• **Work required**:
Give the number of lines in the entries that contain "bord". State only the count.

(Collected data)
◇ ◇ ◇ ◇ ◇ ◇ ◇

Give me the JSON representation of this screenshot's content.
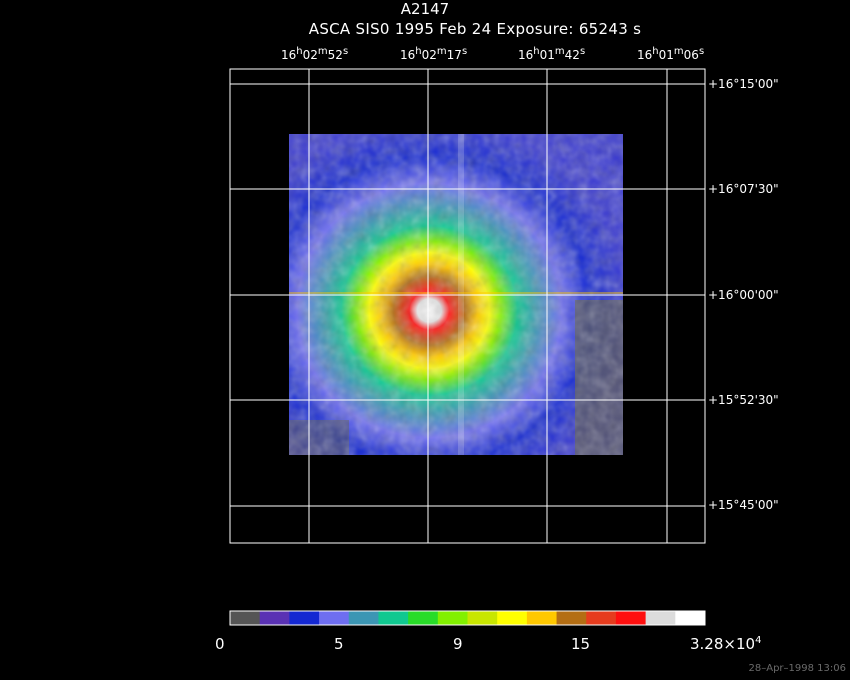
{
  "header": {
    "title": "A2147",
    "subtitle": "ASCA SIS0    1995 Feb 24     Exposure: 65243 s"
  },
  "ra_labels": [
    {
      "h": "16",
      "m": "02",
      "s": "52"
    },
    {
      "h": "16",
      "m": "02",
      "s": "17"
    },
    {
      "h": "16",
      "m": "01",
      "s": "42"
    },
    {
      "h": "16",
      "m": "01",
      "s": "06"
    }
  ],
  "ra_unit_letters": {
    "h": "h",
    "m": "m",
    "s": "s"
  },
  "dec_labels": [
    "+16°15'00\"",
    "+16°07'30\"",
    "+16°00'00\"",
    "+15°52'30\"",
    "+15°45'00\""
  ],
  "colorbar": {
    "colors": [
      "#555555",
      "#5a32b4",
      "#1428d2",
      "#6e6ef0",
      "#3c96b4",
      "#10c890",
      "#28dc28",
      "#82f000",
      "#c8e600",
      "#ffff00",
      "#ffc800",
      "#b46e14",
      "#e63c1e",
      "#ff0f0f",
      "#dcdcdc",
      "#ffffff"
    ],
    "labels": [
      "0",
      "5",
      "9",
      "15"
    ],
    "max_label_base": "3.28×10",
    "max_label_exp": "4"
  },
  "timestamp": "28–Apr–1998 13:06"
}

◇ ◇ ◇ ◇ ◇ ◇ ◇

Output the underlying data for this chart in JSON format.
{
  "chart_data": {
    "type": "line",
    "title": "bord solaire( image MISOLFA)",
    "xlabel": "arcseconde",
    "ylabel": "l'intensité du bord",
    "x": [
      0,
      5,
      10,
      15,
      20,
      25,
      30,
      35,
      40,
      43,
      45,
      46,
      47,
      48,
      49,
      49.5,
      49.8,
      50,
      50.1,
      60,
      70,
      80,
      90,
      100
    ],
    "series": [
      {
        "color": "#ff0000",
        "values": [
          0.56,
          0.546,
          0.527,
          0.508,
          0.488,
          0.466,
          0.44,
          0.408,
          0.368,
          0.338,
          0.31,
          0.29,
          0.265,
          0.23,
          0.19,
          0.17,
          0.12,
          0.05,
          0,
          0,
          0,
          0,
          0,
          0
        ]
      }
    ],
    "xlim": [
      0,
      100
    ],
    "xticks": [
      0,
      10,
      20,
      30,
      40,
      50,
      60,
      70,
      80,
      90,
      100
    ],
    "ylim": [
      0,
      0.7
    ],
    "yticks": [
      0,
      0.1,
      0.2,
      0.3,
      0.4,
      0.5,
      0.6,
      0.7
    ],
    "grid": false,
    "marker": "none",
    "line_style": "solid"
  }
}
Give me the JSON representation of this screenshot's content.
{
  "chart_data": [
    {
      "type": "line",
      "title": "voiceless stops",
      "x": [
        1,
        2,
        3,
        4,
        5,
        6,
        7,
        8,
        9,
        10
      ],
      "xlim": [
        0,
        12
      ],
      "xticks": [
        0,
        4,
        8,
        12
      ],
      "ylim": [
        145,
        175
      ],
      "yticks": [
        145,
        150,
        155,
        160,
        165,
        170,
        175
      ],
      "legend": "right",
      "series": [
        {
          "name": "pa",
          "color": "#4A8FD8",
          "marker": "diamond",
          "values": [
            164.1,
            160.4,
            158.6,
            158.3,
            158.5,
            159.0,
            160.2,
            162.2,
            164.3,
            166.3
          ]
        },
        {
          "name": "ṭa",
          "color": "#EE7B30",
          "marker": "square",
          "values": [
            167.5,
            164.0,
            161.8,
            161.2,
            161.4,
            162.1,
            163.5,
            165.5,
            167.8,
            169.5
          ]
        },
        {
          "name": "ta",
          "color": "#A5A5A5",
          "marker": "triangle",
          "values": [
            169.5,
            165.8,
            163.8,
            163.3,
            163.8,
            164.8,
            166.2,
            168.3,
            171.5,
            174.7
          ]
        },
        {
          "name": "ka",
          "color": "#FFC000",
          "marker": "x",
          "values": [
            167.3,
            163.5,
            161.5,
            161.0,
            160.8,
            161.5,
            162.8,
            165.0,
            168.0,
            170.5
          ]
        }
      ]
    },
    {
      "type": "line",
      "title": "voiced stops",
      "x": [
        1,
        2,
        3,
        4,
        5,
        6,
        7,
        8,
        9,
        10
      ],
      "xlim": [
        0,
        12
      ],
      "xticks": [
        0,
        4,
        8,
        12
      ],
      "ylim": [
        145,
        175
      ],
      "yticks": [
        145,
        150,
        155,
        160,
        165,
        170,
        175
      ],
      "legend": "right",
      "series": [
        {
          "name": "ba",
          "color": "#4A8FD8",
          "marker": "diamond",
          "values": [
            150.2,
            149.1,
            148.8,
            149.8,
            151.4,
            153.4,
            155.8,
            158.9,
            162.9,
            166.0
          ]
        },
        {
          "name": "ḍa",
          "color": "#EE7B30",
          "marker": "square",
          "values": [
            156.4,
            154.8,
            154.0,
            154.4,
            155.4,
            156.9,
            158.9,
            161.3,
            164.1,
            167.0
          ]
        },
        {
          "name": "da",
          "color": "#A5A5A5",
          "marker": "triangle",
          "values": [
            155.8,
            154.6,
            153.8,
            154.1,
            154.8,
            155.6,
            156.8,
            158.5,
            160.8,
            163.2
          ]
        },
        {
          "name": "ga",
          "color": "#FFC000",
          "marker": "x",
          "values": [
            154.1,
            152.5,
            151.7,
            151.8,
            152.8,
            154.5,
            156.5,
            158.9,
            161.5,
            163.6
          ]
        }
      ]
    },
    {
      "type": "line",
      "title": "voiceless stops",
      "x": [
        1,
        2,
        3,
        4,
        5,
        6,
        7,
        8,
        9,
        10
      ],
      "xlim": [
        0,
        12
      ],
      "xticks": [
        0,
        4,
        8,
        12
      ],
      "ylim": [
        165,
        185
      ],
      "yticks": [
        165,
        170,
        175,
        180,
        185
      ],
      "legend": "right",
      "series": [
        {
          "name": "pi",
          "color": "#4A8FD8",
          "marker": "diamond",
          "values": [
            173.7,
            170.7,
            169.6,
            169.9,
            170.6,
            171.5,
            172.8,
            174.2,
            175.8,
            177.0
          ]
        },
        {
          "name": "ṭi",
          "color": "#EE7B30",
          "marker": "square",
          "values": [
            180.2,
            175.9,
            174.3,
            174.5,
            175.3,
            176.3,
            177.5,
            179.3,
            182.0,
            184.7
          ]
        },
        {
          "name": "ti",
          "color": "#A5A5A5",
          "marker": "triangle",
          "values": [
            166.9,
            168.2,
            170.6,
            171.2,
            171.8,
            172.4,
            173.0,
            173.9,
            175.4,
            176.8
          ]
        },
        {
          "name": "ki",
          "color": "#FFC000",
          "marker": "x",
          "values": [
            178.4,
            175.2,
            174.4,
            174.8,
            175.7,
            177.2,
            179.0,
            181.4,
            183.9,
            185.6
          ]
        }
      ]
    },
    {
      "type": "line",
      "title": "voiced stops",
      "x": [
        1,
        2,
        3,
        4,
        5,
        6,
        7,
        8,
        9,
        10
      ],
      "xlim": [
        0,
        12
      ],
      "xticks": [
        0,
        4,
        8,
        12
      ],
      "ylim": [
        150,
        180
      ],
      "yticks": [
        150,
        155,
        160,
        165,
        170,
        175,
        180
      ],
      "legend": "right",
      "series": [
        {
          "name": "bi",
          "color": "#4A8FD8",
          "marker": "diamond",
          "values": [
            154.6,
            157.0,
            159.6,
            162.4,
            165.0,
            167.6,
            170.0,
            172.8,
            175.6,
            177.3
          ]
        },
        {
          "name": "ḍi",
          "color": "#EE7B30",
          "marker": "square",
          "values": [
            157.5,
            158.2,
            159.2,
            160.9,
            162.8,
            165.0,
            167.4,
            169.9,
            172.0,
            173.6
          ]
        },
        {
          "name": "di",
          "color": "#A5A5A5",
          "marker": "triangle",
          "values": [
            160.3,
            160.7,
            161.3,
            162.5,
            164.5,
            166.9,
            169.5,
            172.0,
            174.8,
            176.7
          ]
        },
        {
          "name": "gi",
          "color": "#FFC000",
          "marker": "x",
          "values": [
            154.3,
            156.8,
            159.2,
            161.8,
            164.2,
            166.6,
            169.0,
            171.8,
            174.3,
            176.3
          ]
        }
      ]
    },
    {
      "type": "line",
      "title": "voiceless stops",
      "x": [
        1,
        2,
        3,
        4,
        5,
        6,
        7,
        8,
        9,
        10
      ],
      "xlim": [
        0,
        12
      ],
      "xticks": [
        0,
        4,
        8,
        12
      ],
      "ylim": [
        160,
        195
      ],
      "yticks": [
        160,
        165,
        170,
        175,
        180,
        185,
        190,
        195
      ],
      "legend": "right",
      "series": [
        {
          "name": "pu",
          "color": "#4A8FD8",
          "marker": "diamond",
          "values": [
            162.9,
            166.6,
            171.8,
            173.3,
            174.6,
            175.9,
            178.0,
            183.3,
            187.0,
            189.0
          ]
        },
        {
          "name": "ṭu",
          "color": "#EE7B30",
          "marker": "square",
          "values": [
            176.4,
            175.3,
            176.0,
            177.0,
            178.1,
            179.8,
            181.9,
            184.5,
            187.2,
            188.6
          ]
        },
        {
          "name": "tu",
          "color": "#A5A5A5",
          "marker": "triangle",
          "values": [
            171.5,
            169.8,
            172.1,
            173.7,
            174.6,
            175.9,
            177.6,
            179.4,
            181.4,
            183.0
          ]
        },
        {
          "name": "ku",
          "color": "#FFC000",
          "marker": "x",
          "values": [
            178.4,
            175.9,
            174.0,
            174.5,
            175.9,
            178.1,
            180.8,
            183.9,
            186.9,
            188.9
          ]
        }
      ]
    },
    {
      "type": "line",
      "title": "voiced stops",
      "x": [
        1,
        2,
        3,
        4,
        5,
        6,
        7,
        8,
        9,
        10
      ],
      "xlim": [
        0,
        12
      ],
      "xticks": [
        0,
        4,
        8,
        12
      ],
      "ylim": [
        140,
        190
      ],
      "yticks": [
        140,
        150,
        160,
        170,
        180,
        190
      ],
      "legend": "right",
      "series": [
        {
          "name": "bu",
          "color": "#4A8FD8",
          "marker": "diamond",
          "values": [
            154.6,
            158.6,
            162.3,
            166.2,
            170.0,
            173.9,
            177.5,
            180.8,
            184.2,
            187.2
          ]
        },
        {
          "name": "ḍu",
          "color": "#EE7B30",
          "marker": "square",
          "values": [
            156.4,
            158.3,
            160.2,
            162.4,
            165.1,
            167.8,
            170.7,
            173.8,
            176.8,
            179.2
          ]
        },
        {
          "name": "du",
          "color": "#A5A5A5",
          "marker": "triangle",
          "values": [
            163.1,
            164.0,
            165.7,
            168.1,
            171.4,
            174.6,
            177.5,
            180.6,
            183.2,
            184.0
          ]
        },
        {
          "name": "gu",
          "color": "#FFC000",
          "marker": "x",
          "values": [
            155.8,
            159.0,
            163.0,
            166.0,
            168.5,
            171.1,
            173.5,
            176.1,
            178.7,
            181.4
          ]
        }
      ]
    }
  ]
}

◇ ◇ ◇ ◇ ◇ ◇ ◇

• **Result of the task**:
2